### EXERCISE DESCRIPTION:
All of the data needs to be repeated exactly.
--- begin RECORDED INFORMATION ---
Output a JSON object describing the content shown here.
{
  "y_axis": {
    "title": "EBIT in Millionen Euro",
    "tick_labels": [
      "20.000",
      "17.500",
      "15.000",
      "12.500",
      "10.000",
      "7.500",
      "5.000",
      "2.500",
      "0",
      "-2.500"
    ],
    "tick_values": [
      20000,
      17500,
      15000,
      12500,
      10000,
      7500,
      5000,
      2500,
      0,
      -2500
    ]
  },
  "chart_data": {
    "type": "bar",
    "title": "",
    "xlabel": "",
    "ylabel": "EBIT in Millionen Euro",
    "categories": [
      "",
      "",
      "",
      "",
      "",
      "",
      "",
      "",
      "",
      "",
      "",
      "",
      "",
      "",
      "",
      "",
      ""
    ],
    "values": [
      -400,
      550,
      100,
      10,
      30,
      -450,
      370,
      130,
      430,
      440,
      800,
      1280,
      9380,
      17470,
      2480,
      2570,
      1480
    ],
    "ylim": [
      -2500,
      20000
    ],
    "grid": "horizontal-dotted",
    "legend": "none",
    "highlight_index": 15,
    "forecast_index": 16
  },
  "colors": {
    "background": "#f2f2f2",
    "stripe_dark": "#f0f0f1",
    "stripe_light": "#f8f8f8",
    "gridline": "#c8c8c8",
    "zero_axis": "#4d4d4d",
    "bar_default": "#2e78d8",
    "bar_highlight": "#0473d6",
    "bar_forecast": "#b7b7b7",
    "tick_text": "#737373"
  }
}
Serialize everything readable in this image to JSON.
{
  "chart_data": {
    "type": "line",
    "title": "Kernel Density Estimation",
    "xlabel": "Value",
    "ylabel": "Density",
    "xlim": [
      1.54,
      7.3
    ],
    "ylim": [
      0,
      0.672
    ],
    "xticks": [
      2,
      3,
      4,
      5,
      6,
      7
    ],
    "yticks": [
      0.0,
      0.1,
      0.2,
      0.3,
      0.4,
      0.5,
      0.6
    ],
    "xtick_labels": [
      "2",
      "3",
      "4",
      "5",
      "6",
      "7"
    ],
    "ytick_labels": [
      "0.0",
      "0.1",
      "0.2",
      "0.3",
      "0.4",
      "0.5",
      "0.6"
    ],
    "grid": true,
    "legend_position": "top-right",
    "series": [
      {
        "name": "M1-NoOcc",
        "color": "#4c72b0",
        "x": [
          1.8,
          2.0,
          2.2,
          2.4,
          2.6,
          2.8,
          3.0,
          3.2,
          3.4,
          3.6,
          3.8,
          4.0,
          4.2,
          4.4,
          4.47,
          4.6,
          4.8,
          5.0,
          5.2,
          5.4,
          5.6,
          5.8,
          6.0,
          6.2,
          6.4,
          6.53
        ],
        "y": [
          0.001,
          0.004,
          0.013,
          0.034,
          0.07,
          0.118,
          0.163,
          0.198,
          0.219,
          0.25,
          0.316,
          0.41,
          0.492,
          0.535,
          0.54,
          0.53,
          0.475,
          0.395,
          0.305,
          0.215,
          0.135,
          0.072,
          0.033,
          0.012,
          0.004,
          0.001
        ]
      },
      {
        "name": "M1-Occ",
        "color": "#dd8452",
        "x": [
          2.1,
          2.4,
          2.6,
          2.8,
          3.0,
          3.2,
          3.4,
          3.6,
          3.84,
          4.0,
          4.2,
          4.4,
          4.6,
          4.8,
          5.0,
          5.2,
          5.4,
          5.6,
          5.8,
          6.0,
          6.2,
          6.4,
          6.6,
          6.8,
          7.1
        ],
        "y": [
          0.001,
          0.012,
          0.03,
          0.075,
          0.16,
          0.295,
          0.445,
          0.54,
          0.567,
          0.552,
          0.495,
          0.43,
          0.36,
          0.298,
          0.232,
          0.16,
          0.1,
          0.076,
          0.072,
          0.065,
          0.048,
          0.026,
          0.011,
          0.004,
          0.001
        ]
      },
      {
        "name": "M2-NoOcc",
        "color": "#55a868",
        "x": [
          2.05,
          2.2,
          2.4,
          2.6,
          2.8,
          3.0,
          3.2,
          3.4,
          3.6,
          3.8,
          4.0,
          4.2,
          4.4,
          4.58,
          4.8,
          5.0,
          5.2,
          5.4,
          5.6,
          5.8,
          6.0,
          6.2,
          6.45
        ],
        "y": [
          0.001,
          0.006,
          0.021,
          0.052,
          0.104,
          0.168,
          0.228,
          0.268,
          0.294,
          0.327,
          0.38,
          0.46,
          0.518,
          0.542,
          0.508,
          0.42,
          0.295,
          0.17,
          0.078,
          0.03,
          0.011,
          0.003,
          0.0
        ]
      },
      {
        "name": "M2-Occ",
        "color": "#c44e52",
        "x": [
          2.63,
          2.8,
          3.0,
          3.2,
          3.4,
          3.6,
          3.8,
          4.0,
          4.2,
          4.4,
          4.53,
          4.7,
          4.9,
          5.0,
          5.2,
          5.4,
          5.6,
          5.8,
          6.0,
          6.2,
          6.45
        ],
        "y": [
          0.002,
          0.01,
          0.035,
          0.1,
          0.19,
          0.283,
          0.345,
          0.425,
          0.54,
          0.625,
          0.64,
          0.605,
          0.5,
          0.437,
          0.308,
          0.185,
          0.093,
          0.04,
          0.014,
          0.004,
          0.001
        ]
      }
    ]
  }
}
--- end RECORDED INFORMATION ---
### EXERCISE OUTPUT:
Output a JSON object describing the content shown here.
{
  "y_axis": {
    "title": "EBIT in Millionen Euro",
    "tick_labels": [
      "20.000",
      "17.500",
      "15.000",
      "12.500",
      "10.000",
      "7.500",
      "5.000",
      "2.500",
      "0",
      "-2.500"
    ],
    "tick_values": [
      20000,
      17500,
      15000,
      12500,
      10000,
      7500,
      5000,
      2500,
      0,
      -2500
    ]
  },
  "chart_data": {
    "type": "bar",
    "title": "",
    "xlabel": "",
    "ylabel": "EBIT in Millionen Euro",
    "categories": [
      "",
      "",
      "",
      "",
      "",
      "",
      "",
      "",
      "",
      "",
      "",
      "",
      "",
      "",
      "",
      "",
      ""
    ],
    "values": [
      -400,
      550,
      100,
      10,
      30,
      -450,
      370,
      130,
      430,
      440,
      800,
      1280,
      9380,
      17470,
      2480,
      2570,
      1480
    ],
    "ylim": [
      -2500,
      20000
    ],
    "grid": "horizontal-dotted",
    "legend": "none",
    "highlight_index": 15,
    "forecast_index": 16
  },
  "colors": {
    "background": "#f2f2f2",
    "stripe_dark": "#f0f0f1",
    "stripe_light": "#f8f8f8",
    "gridline": "#c8c8c8",
    "zero_axis": "#4d4d4d",
    "bar_default": "#2e78d8",
    "bar_highlight": "#0473d6",
    "bar_forecast": "#b7b7b7",
    "tick_text": "#737373"
  }
}
Serialize everything readable in this image to JSON.
{
  "chart_data": {
    "type": "line",
    "title": "Kernel Density Estimation",
    "xlabel": "Value",
    "ylabel": "Density",
    "xlim": [
      1.54,
      7.3
    ],
    "ylim": [
      0,
      0.672
    ],
    "xticks": [
      2,
      3,
      4,
      5,
      6,
      7
    ],
    "yticks": [
      0.0,
      0.1,
      0.2,
      0.3,
      0.4,
      0.5,
      0.6
    ],
    "xtick_labels": [
      "2",
      "3",
      "4",
      "5",
      "6",
      "7"
    ],
    "ytick_labels": [
      "0.0",
      "0.1",
      "0.2",
      "0.3",
      "0.4",
      "0.5",
      "0.6"
    ],
    "grid": true,
    "legend_position": "top-right",
    "series": [
      {
        "name": "M1-NoOcc",
        "color": "#4c72b0",
        "x": [
          1.8,
          2.0,
          2.2,
          2.4,
          2.6,
          2.8,
          3.0,
          3.2,
          3.4,
          3.6,
          3.8,
          4.0,
          4.2,
          4.4,
          4.47,
          4.6,
          4.8,
          5.0,
          5.2,
          5.4,
          5.6,
          5.8,
          6.0,
          6.2,
          6.4,
          6.53
        ],
        "y": [
          0.001,
          0.004,
          0.013,
          0.034,
          0.07,
          0.118,
          0.163,
          0.198,
          0.219,
          0.25,
          0.316,
          0.41,
          0.492,
          0.535,
          0.54,
          0.53,
          0.475,
          0.395,
          0.305,
          0.215,
          0.135,
          0.072,
          0.033,
          0.012,
          0.004,
          0.001
        ]
      },
      {
        "name": "M1-Occ",
        "color": "#dd8452",
        "x": [
          2.1,
          2.4,
          2.6,
          2.8,
          3.0,
          3.2,
          3.4,
          3.6,
          3.84,
          4.0,
          4.2,
          4.4,
          4.6,
          4.8,
          5.0,
          5.2,
          5.4,
          5.6,
          5.8,
          6.0,
          6.2,
          6.4,
          6.6,
          6.8,
          7.1
        ],
        "y": [
          0.001,
          0.012,
          0.03,
          0.075,
          0.16,
          0.295,
          0.445,
          0.54,
          0.567,
          0.552,
          0.495,
          0.43,
          0.36,
          0.298,
          0.232,
          0.16,
          0.1,
          0.076,
          0.072,
          0.065,
          0.048,
          0.026,
          0.011,
          0.004,
          0.001
        ]
      },
      {
        "name": "M2-NoOcc",
        "color": "#55a868",
        "x": [
          2.05,
          2.2,
          2.4,
          2.6,
          2.8,
          3.0,
          3.2,
          3.4,
          3.6,
          3.8,
          4.0,
          4.2,
          4.4,
          4.58,
          4.8,
          5.0,
          5.2,
          5.4,
          5.6,
          5.8,
          6.0,
          6.2,
          6.45
        ],
        "y": [
          0.001,
          0.006,
          0.021,
          0.052,
          0.104,
          0.168,
          0.228,
          0.268,
          0.294,
          0.327,
          0.38,
          0.46,
          0.518,
          0.542,
          0.508,
          0.42,
          0.295,
          0.17,
          0.078,
          0.03,
          0.011,
          0.003,
          0.0
        ]
      },
      {
        "name": "M2-Occ",
        "color": "#c44e52",
        "x": [
          2.63,
          2.8,
          3.0,
          3.2,
          3.4,
          3.6,
          3.8,
          4.0,
          4.2,
          4.4,
          4.53,
          4.7,
          4.9,
          5.0,
          5.2,
          5.4,
          5.6,
          5.8,
          6.0,
          6.2,
          6.45
        ],
        "y": [
          0.002,
          0.01,
          0.035,
          0.1,
          0.19,
          0.283,
          0.345,
          0.425,
          0.54,
          0.625,
          0.64,
          0.605,
          0.5,
          0.437,
          0.308,
          0.185,
          0.093,
          0.04,
          0.014,
          0.004,
          0.001
        ]
      }
    ]
  }
}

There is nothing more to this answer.